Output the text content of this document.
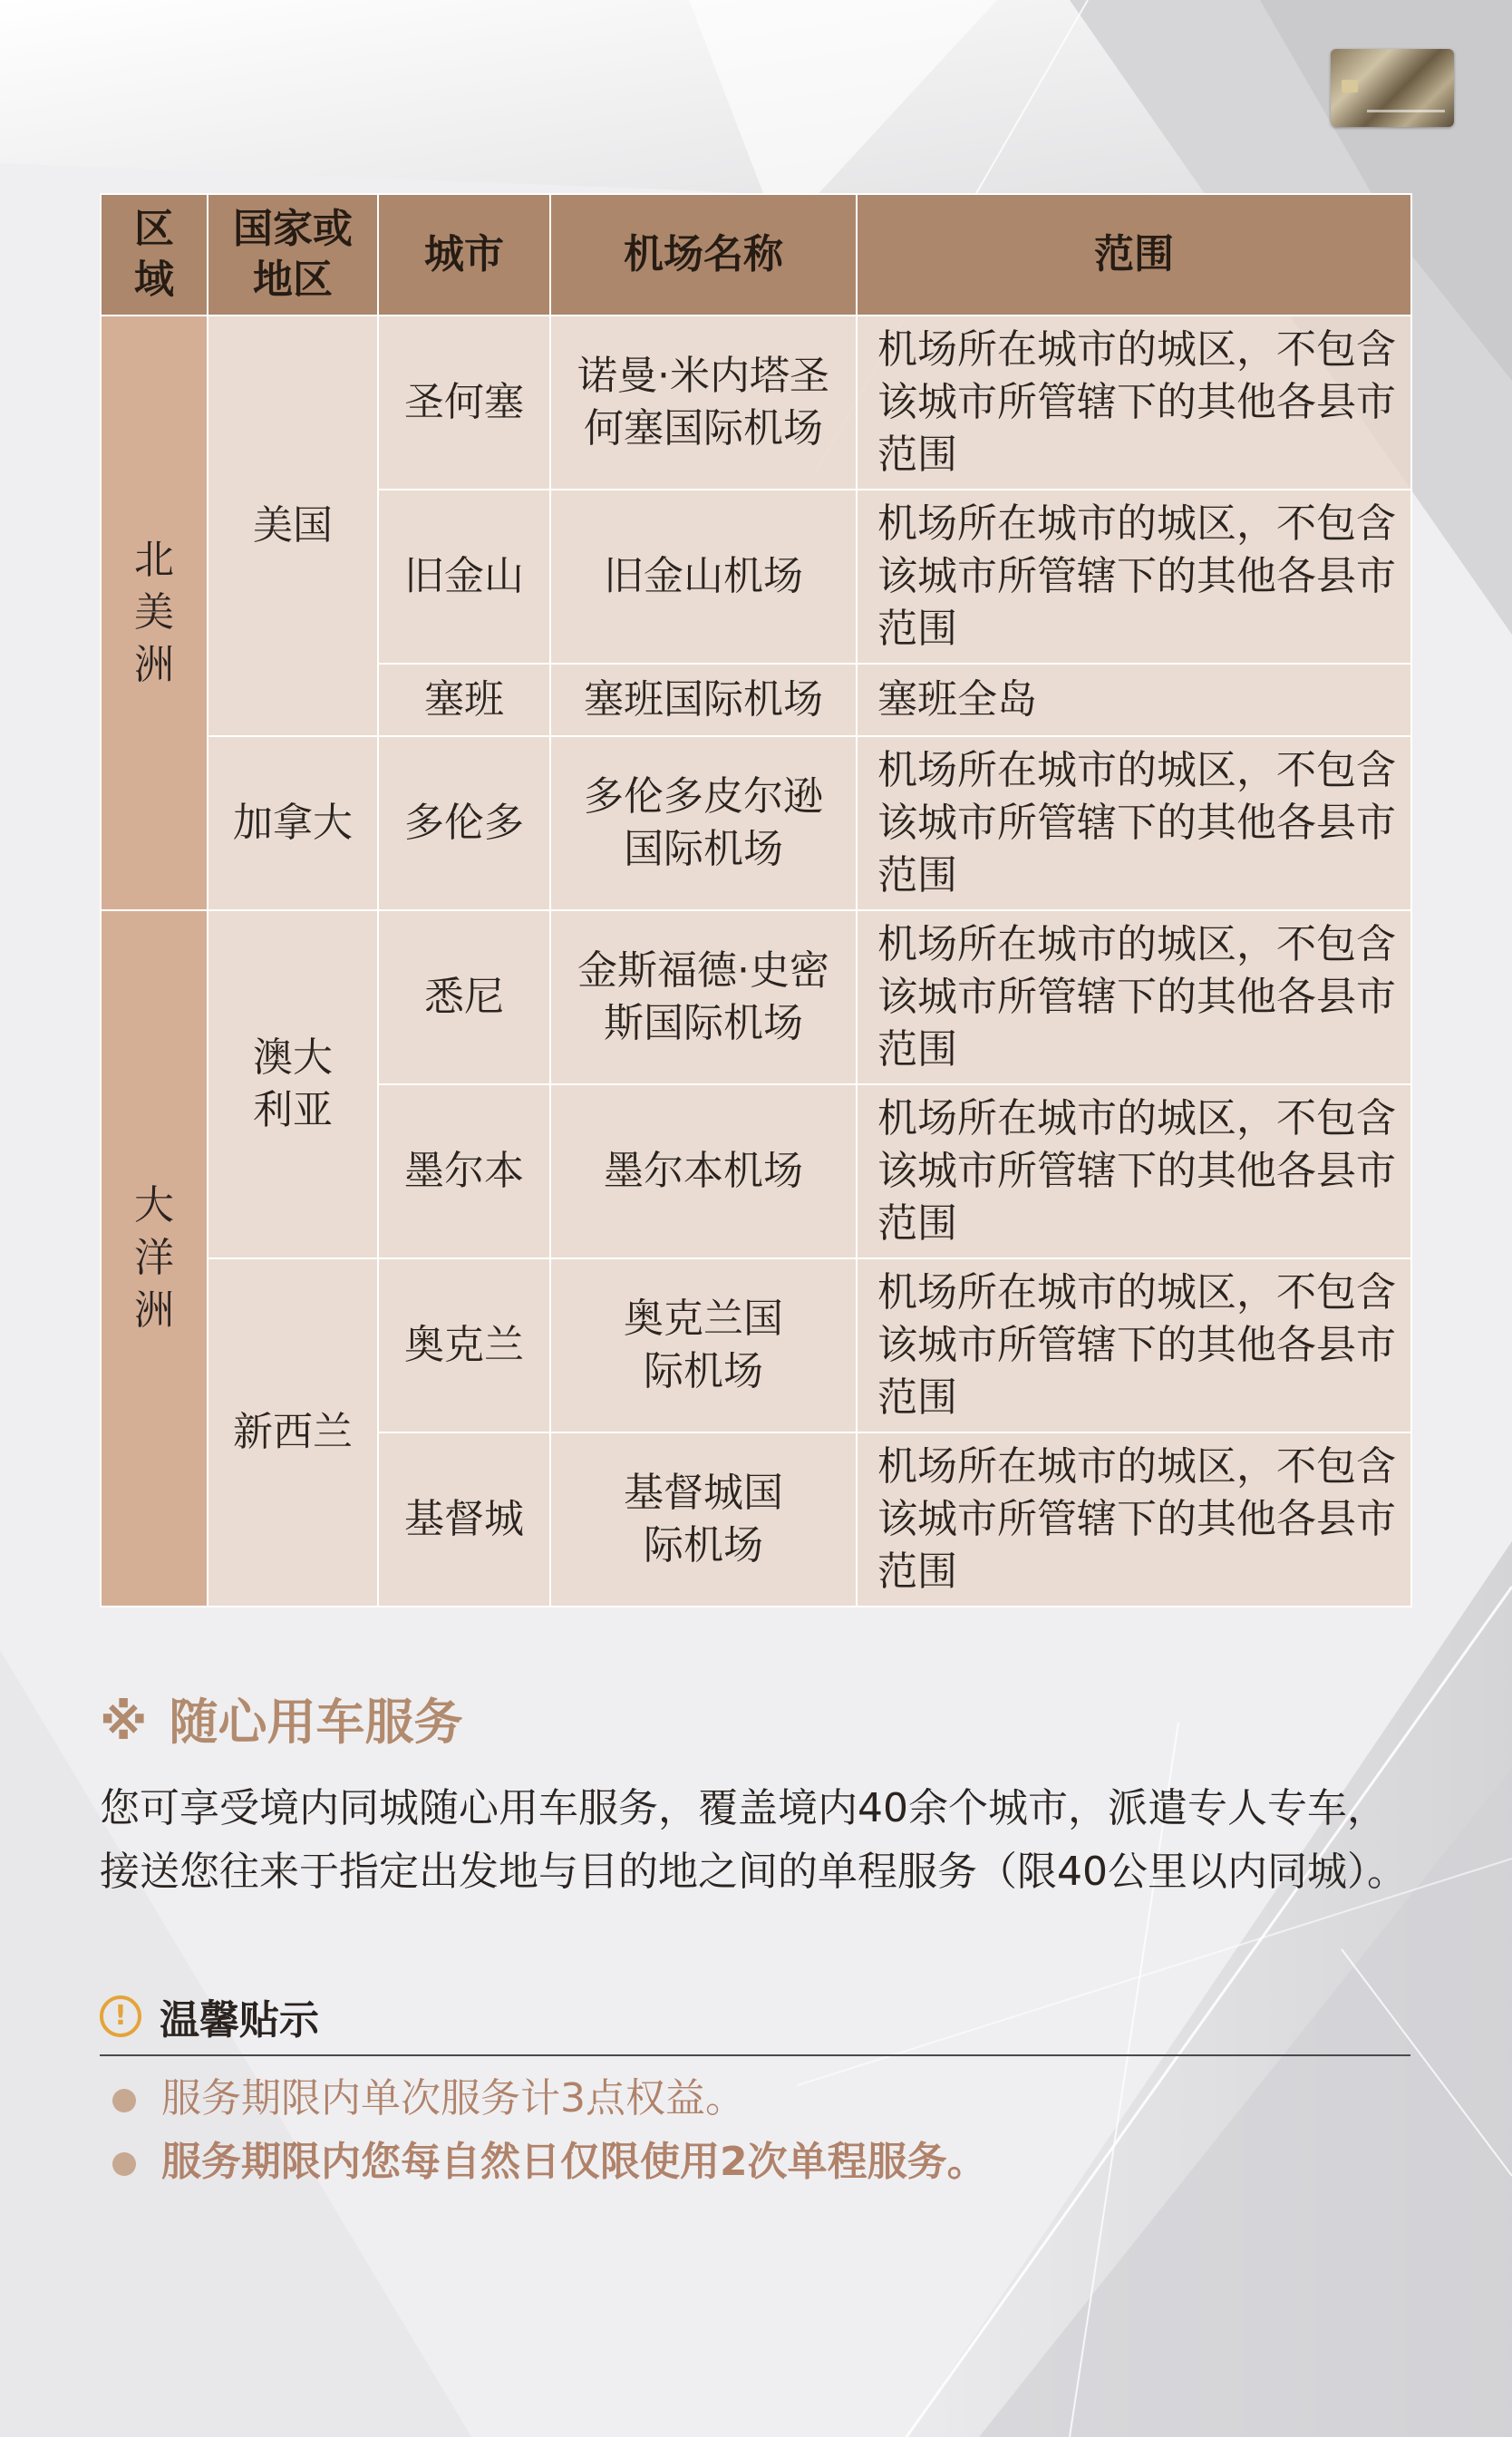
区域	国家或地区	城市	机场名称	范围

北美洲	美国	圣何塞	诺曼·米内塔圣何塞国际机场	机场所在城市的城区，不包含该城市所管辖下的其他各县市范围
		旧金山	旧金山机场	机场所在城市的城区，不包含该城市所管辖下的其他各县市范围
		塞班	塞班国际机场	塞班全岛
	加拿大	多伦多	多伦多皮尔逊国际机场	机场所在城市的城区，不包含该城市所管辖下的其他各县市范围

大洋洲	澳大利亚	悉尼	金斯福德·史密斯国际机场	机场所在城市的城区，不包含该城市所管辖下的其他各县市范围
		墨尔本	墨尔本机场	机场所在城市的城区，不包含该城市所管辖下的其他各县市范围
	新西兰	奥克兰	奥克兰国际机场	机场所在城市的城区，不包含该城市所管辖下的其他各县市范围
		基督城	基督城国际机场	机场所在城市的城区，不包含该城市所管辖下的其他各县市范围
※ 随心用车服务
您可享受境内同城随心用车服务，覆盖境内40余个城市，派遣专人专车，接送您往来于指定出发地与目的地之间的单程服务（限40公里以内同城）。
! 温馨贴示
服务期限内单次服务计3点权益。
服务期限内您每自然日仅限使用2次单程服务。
--
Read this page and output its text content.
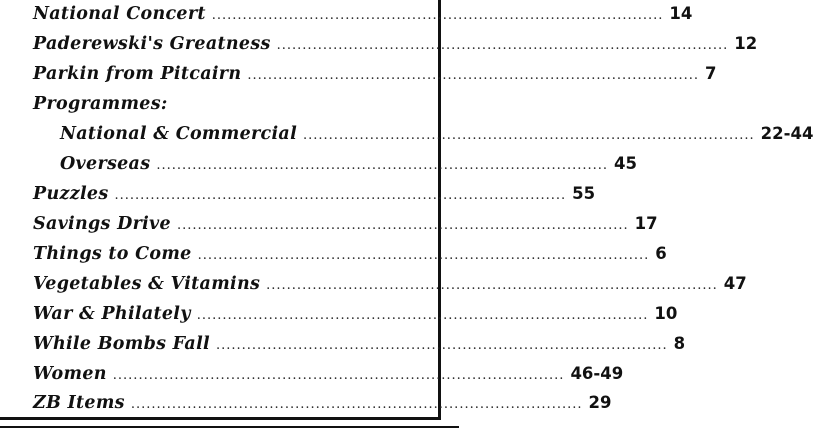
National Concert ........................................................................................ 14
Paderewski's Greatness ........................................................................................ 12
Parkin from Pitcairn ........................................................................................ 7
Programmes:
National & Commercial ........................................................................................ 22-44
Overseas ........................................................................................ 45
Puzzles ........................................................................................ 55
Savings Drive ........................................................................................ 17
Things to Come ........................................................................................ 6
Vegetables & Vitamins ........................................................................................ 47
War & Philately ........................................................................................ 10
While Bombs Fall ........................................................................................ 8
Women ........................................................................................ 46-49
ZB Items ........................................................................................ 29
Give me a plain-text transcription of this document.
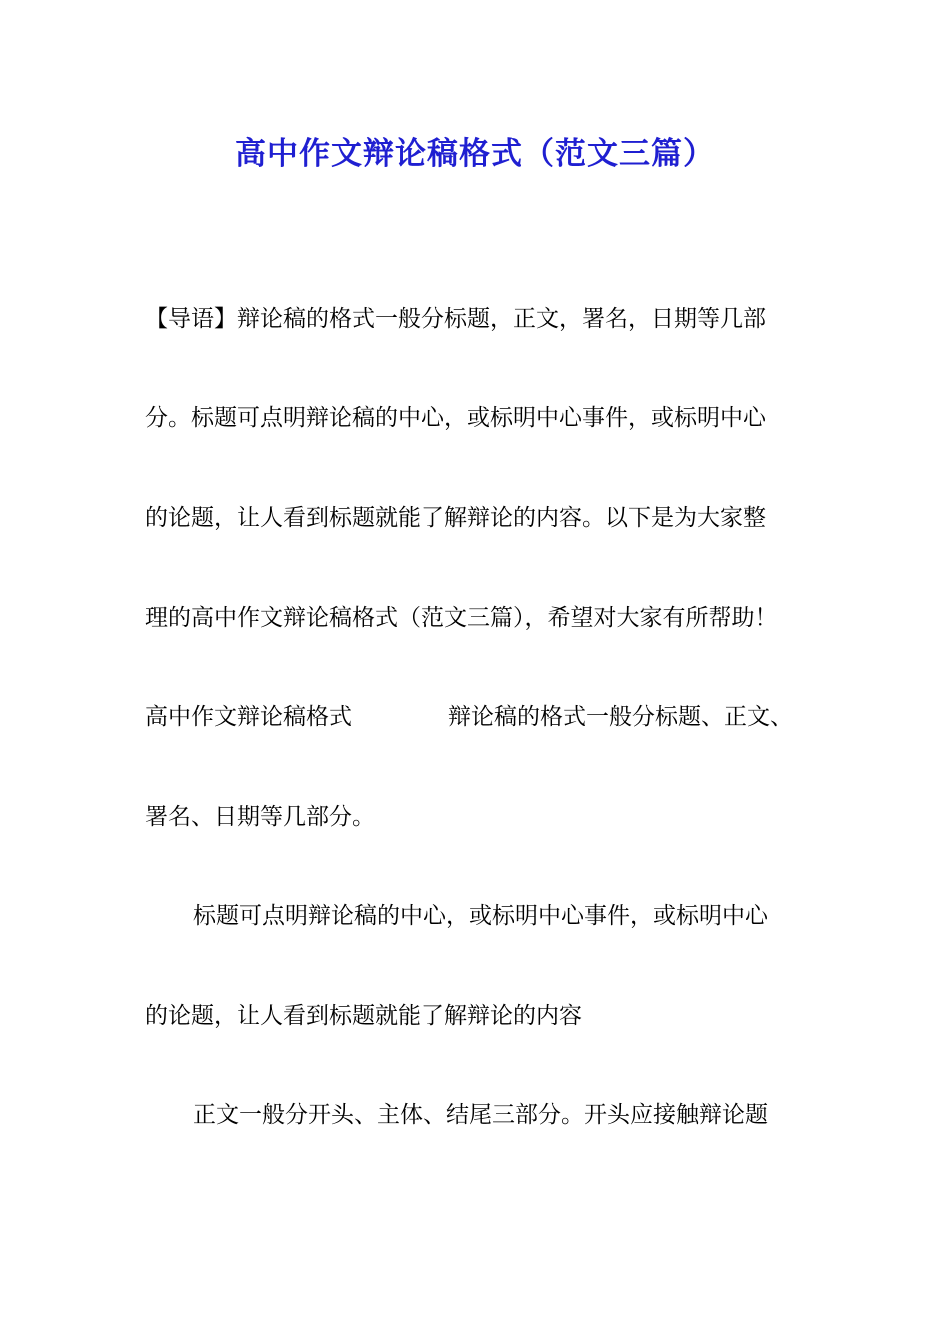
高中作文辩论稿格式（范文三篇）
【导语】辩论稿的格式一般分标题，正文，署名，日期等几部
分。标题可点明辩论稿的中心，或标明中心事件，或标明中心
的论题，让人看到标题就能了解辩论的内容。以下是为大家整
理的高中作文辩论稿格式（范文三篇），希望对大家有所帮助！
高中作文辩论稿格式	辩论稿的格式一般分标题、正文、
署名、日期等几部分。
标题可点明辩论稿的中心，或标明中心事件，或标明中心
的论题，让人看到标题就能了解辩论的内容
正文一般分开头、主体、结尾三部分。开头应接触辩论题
--
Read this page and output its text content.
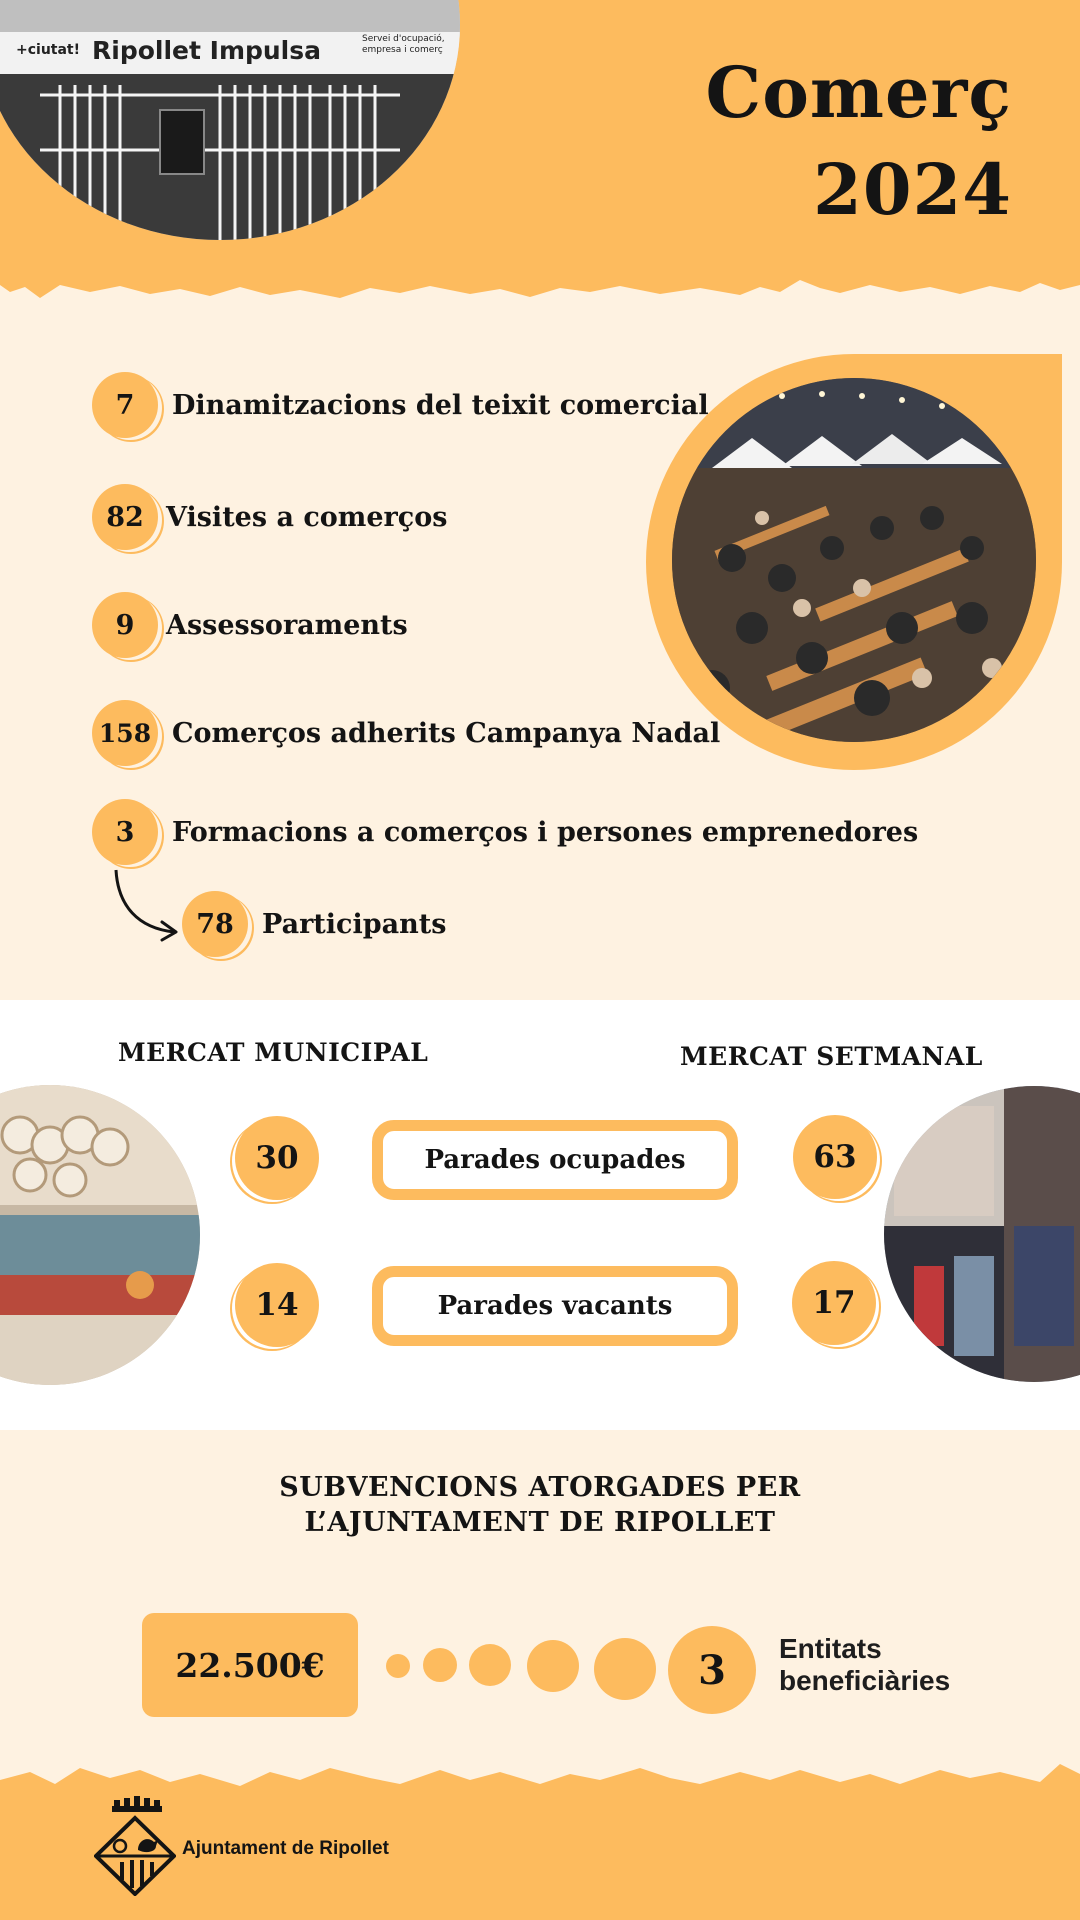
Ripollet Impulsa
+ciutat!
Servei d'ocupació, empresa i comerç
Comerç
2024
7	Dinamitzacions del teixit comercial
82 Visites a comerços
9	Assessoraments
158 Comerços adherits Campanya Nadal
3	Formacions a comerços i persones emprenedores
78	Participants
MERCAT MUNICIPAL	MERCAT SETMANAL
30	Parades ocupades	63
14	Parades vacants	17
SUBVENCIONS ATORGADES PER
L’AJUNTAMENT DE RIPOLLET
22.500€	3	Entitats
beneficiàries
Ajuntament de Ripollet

= EXERCISE =
In the listing, how many lines hold "text"? Answer with a bare number.

= RESULT OF THE TASK =
4